+++ Task data +++
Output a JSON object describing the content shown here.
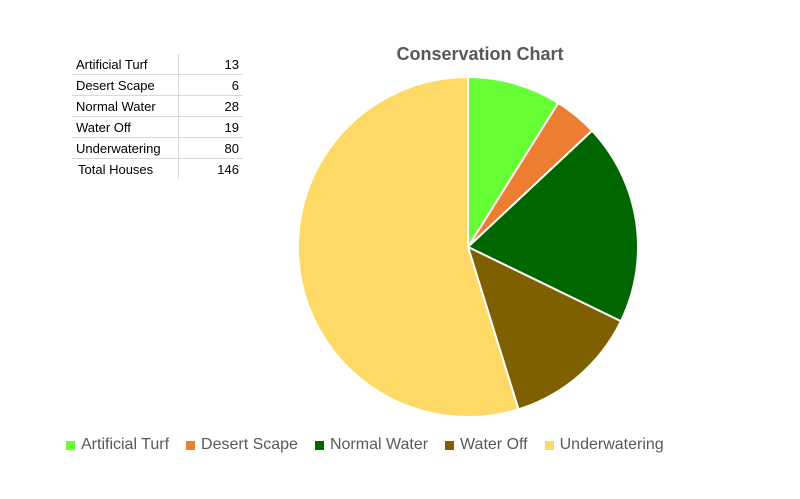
{
  "table": {
    "rows": [
      {
        "label": "Artificial Turf",
        "value": "13"
      },
      {
        "label": "Desert Scape",
        "value": "6"
      },
      {
        "label": "Normal Water",
        "value": "28"
      },
      {
        "label": "Water Off",
        "value": "19"
      },
      {
        "label": "Underwatering",
        "value": "80"
      }
    ],
    "total": {
      "label": "Total Houses",
      "value": "146"
    }
  },
  "chart_data": {
    "type": "pie",
    "title": "Conservation Chart",
    "categories": [
      "Artificial Turf",
      "Desert Scape",
      "Normal Water",
      "Water Off",
      "Underwatering"
    ],
    "values": [
      13,
      6,
      28,
      19,
      80
    ],
    "colors": [
      "#66ff33",
      "#ed7d31",
      "#006600",
      "#7f6000",
      "#ffd966"
    ],
    "legend_position": "bottom"
  }
}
+++
■ **Instructions to follow**
Write the full listing out again with every line unchanged, but include no pictures.

■ **Answer to this exercise**
Output a JSON object describing the content shown here.
{
  "table": {
    "rows": [
      {
        "label": "Artificial Turf",
        "value": "13"
      },
      {
        "label": "Desert Scape",
        "value": "6"
      },
      {
        "label": "Normal Water",
        "value": "28"
      },
      {
        "label": "Water Off",
        "value": "19"
      },
      {
        "label": "Underwatering",
        "value": "80"
      }
    ],
    "total": {
      "label": "Total Houses",
      "value": "146"
    }
  },
  "chart_data": {
    "type": "pie",
    "title": "Conservation Chart",
    "categories": [
      "Artificial Turf",
      "Desert Scape",
      "Normal Water",
      "Water Off",
      "Underwatering"
    ],
    "values": [
      13,
      6,
      28,
      19,
      80
    ],
    "colors": [
      "#66ff33",
      "#ed7d31",
      "#006600",
      "#7f6000",
      "#ffd966"
    ],
    "legend_position": "bottom"
  }
}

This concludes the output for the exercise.